WHAT YOU SHOULD DO: If a line below contains the string "invio", copy it out.

Records from a data source:
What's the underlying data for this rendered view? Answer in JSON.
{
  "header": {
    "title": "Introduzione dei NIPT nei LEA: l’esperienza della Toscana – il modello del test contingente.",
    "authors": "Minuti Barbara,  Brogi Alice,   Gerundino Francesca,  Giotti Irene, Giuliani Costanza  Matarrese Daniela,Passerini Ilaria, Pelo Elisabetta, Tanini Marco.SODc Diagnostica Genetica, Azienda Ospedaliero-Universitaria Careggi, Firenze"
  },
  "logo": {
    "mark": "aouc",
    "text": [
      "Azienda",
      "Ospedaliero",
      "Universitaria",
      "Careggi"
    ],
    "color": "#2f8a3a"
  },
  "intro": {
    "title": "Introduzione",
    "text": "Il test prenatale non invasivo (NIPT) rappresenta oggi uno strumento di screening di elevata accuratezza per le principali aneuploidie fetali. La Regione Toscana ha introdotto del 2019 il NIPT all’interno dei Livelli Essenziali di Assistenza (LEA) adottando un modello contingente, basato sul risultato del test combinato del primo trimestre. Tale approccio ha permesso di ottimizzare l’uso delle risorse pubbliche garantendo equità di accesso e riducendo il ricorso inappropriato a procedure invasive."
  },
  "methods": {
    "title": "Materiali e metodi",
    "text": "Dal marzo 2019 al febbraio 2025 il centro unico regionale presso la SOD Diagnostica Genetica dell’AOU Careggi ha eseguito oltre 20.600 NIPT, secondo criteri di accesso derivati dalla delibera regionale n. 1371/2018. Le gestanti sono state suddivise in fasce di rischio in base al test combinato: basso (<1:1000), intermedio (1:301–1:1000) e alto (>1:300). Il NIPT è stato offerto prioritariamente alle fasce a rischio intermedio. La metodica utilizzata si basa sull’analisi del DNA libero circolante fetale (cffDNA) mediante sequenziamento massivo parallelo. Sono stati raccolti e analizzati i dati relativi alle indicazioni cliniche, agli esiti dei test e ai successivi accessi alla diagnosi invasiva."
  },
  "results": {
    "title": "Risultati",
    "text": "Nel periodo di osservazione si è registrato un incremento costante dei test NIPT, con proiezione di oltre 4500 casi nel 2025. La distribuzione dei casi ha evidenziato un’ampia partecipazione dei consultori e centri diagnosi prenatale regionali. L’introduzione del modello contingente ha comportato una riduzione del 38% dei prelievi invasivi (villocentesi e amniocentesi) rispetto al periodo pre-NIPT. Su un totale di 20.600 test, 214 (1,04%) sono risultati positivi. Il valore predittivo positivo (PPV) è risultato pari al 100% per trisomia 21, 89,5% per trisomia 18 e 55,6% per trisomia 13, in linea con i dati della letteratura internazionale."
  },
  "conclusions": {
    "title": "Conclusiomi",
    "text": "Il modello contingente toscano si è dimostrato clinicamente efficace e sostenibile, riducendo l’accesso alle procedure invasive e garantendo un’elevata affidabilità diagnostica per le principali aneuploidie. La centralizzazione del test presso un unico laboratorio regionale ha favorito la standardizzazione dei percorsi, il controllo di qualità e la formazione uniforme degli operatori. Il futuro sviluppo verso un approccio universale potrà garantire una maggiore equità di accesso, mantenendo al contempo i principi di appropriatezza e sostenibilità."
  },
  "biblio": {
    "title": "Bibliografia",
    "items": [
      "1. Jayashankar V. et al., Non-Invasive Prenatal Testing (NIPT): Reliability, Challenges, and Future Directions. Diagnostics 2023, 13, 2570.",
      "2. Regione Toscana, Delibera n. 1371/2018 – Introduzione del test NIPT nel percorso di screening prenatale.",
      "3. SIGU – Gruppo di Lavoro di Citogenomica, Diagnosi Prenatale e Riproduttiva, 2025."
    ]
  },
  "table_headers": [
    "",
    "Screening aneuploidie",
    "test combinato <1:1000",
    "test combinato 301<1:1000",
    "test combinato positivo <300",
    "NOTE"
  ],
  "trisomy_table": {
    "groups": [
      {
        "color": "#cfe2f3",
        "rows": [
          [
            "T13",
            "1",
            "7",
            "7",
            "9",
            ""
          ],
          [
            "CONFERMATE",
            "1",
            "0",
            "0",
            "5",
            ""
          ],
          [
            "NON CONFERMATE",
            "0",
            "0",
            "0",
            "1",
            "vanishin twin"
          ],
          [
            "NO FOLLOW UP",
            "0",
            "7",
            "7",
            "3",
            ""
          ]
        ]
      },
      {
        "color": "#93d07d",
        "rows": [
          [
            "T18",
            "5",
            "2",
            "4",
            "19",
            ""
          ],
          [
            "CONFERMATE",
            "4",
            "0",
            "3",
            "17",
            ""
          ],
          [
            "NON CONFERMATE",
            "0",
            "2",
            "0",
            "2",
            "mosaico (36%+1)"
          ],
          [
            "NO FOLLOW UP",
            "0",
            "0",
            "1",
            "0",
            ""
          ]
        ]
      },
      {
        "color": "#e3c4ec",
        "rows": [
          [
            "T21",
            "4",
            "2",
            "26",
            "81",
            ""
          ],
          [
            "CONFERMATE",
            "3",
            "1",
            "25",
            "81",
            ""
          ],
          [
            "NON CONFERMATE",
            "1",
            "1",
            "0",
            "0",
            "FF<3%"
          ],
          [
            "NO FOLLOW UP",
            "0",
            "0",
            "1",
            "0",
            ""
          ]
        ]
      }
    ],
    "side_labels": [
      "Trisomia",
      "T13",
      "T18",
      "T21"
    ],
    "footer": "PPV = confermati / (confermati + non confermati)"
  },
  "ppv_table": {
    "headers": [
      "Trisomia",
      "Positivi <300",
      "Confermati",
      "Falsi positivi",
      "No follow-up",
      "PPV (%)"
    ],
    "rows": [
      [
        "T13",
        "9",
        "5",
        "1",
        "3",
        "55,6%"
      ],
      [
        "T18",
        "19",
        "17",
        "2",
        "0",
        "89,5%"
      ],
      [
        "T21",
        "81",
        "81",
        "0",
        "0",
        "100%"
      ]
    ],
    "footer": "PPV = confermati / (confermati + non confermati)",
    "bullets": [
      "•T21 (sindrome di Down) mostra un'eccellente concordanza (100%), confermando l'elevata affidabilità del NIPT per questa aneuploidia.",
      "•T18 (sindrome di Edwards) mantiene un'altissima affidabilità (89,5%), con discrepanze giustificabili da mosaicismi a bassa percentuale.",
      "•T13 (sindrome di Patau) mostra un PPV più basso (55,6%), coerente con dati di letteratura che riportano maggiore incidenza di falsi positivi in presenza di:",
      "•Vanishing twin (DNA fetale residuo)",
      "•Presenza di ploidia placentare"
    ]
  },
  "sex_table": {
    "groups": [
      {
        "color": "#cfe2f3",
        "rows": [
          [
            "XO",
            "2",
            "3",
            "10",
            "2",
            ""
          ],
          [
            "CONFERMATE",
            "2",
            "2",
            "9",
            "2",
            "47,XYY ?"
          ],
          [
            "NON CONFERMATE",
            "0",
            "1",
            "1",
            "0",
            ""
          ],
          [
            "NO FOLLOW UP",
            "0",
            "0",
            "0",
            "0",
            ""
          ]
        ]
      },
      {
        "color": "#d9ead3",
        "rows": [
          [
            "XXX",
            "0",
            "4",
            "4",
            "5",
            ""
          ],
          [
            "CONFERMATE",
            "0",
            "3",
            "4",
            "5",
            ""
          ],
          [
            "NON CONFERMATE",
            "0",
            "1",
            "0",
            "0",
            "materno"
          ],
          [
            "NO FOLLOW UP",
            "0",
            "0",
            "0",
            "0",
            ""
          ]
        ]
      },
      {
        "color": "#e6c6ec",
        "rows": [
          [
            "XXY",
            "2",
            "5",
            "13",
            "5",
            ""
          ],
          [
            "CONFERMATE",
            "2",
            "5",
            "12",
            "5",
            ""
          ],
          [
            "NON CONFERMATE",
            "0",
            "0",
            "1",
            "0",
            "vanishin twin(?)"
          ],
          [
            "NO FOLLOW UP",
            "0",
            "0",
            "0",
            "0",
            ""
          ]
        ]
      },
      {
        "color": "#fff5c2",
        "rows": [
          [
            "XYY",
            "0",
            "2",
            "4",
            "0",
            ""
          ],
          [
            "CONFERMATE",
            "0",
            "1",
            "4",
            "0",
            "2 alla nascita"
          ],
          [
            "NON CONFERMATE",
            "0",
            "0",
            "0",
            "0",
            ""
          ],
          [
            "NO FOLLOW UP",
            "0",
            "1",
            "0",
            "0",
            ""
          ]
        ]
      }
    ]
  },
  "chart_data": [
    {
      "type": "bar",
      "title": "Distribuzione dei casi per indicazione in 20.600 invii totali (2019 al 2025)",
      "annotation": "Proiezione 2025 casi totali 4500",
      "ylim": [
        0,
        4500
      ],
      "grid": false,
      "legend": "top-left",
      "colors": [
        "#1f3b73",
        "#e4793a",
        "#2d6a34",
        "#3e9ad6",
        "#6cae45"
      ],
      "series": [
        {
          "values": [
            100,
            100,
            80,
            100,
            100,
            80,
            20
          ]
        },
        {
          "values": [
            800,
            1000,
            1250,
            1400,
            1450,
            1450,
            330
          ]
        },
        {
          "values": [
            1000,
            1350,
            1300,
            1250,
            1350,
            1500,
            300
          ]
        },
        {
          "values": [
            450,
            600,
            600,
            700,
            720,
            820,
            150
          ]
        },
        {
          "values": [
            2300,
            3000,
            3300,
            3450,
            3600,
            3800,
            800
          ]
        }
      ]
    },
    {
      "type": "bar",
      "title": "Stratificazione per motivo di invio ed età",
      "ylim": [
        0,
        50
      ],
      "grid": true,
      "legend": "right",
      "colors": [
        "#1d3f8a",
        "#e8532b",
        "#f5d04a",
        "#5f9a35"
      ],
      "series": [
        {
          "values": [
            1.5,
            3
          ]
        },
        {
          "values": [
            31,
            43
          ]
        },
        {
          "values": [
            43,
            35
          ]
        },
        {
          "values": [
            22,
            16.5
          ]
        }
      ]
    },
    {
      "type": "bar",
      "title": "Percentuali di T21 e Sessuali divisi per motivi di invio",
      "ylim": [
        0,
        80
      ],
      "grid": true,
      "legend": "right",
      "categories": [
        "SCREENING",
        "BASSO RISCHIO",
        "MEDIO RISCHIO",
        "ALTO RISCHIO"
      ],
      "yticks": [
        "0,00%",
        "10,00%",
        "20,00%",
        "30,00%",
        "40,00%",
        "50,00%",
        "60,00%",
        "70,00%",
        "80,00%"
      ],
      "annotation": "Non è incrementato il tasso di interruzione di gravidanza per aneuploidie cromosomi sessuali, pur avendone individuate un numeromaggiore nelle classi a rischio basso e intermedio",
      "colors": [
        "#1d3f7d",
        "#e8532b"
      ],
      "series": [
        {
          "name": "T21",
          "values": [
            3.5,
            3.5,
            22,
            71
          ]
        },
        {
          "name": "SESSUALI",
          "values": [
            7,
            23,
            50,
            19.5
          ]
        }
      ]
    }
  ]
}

TASK SOLUTION:
      "title": "Stratificazione per motivo di invio ed età",
      "title": "Percentuali di T21 e Sessuali divisi per motivi di invio",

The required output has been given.